Accordingly, according to the exemplary configuration, the process
uses the latest three points. Notably, three points have been found
to be optimal as using more than three points (four or more) can
result in the incorporation of older conditions that may disturb
the model consistency. By limiting the data used to three points
according to the exemplary configuration, it has been determined
that it is unlikely that such latest conditions will reflect old
readings to the extent that the averaged conditions will be
significantly affected. Nevertheless, the exemplary configuration
includes the, e.g., six, months time limitation condition.
Feeding the Data into the Well Performance Software
According to the exemplary configuration, the well performance
modeling software/program product is driven and communicated
automatically using an external program, which also allows for data
input and extraction. An example of such external program is named
"Prosper," which is a vendor application developed by Petroleum
Experts www.petex.com. Other engines capable of performing the same
functions, including, for example, an engine incorporated into
program product 51 according to an alternative embodiment of the
present invention, can be utilized.
Vertical Flow Correlation Validation
The pressure drop inside the wellbore can be calculated using
multi-phase flow correlations. Particularly, according to the
exemplary configuration, flowing well test conditions are used in
order to validate and fine-tune the performance of the selected
flow correlation. Initially, the rows displayed in FIG. 7 will be
empty and will be filled one by one, for example, to indicate that
the input data has been loaded into the model building software.
According to an exemplary configuration, the process utilizes
default values (determined through industry analysis) to provide
correlation selection criteria. According to an alternative
configuration, the vertical flow correlation validation step
includes providing a user a graphical interface (not shown) to
allow a user selection of a correlation from a drop-down list or
other access means.
According to the exemplary configuration, the correlation
performance can be modified by applying gravity and friction
correction factors so that the flowing bottom-hole pressure
predicted by the correlation at the gauge depth matches the
measured value. Note, the corrected values would not be expected to
match if the well had a work-over job after the well test date. As
such, according to the exemplary configuration, the flow
correlation will be used without validation. Later on, the
correlation parameters can be changed to match the production rate
based on a criterion described later. After the flow correlation is
fine-tuned, the vertical flow modeling can be considered reliable
and the well model is ready for the total system calibration,
described below.
Model Initial Calibration
Performing a well model calibration step is essential before
relying on the model in any study and design analysis. The
calibration process is carried out by sending, for example, the
latest average rate test conditions (WHP, GOR and wc %) to the
simulator to calculate the liquid rate. According to the exemplary
configuration, the well model will be considered valid if the
difference between the predicted and measured liquid rate is within
approximately 5%. Otherwise, the calibration process will start as
follows:
Case 1: The well has a "Valid" PI test not followed by a
work-over.

+---+

**GOAL OF THE EXERCISE**
Answer these questions from the well modeling text above:
1. How many of the latest points does the process use in the exemplary configuration?
2. What external program is named as an example for driving the well performance software, and who developed it?
3. Within roughly what difference between predicted and measured liquid rate is the well model considered valid?

**EXTRACTED RECORDS**
+---+

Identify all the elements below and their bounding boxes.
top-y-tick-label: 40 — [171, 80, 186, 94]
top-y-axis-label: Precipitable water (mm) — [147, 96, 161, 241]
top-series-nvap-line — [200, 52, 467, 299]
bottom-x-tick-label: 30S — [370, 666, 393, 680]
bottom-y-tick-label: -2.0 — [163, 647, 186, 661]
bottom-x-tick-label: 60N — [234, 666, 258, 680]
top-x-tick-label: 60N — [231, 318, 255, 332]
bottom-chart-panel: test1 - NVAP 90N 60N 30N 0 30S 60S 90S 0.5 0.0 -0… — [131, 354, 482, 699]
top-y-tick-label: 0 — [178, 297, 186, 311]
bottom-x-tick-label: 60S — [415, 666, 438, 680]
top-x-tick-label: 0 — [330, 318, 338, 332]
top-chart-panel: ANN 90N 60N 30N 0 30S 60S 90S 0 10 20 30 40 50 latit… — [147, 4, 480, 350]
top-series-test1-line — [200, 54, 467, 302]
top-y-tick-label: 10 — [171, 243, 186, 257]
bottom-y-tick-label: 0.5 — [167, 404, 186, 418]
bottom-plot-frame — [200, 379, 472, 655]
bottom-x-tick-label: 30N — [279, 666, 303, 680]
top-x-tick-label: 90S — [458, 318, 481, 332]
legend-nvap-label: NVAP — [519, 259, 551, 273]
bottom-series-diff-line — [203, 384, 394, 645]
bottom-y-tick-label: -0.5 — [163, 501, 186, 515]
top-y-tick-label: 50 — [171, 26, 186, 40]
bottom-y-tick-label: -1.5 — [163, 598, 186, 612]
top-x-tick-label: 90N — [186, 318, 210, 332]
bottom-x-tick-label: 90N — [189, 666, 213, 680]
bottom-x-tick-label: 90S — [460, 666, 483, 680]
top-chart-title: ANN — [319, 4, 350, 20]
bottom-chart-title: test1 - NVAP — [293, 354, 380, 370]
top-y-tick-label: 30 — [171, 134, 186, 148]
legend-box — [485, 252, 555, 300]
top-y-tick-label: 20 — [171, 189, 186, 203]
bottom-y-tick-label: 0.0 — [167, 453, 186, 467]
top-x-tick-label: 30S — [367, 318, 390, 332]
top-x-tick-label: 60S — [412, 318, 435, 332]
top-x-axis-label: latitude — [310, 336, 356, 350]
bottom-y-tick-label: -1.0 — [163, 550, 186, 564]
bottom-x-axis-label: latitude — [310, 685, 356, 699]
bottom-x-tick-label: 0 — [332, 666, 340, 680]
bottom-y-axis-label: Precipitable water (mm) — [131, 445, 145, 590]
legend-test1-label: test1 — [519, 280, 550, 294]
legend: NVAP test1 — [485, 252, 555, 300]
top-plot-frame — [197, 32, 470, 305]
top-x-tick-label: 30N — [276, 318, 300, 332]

+---+

**ANSWER TO THIS TASK**
1. Three points.
2. "Prosper," developed by Petroleum Experts.
3. Approximately 5%.